* [Exercise description]
Find each line with the string "Device" and copy it.

* [Provided data]
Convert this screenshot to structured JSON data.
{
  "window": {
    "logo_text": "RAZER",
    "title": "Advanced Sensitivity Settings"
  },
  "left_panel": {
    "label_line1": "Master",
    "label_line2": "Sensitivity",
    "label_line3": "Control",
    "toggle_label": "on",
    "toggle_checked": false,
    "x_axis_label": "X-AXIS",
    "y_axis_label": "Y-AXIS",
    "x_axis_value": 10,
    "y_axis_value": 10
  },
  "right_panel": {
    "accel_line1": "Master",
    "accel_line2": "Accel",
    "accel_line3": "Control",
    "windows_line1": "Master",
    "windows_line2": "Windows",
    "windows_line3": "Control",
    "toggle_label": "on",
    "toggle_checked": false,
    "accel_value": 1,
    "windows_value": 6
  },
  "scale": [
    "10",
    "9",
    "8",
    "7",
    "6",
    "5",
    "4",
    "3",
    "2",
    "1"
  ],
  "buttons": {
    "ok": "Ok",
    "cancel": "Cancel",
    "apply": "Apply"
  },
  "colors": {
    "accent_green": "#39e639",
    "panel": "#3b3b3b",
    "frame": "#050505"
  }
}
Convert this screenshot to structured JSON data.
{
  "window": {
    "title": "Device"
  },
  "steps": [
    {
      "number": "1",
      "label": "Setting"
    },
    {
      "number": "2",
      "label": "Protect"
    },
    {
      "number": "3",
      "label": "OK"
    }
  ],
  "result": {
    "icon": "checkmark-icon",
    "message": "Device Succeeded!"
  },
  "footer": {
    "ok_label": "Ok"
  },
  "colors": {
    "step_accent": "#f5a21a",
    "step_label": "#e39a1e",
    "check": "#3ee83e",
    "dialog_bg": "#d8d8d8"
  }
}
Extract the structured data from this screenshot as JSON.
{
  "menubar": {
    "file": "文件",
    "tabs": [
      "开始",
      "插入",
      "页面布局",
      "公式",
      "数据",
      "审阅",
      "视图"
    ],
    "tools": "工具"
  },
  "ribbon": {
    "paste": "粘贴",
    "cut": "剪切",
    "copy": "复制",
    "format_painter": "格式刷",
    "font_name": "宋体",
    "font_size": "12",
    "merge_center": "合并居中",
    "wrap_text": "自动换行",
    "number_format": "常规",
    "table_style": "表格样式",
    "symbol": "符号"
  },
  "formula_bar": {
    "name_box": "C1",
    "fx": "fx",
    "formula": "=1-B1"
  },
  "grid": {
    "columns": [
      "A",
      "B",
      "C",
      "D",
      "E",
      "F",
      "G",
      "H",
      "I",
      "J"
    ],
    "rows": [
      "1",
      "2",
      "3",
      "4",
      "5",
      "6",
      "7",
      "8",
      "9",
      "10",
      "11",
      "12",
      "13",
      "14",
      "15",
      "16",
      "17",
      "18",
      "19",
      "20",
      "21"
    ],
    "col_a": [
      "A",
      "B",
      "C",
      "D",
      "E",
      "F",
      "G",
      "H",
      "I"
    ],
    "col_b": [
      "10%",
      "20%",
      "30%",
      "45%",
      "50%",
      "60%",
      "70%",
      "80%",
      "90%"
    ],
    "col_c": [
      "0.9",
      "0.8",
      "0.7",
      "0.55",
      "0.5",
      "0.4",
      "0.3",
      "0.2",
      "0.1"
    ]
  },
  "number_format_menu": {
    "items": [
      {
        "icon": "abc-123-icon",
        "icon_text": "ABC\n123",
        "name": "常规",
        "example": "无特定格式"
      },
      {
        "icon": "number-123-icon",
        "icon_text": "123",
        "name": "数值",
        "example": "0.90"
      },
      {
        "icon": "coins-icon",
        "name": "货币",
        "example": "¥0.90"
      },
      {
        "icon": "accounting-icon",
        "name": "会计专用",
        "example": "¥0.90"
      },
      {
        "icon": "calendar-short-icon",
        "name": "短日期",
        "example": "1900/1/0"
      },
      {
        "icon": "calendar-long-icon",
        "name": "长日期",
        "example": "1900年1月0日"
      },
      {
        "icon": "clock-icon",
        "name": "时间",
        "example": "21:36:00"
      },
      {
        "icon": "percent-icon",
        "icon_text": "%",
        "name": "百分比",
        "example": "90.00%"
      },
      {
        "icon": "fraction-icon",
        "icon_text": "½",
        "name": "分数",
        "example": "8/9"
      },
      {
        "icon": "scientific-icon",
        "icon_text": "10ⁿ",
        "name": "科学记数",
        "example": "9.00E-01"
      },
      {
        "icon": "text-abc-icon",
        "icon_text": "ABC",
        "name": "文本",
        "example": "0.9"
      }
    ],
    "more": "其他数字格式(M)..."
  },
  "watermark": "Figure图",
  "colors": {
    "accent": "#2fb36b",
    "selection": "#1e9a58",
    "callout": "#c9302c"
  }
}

* [Solution for this exercise]
    "title": "Device"
    "message": "Device Succeeded!"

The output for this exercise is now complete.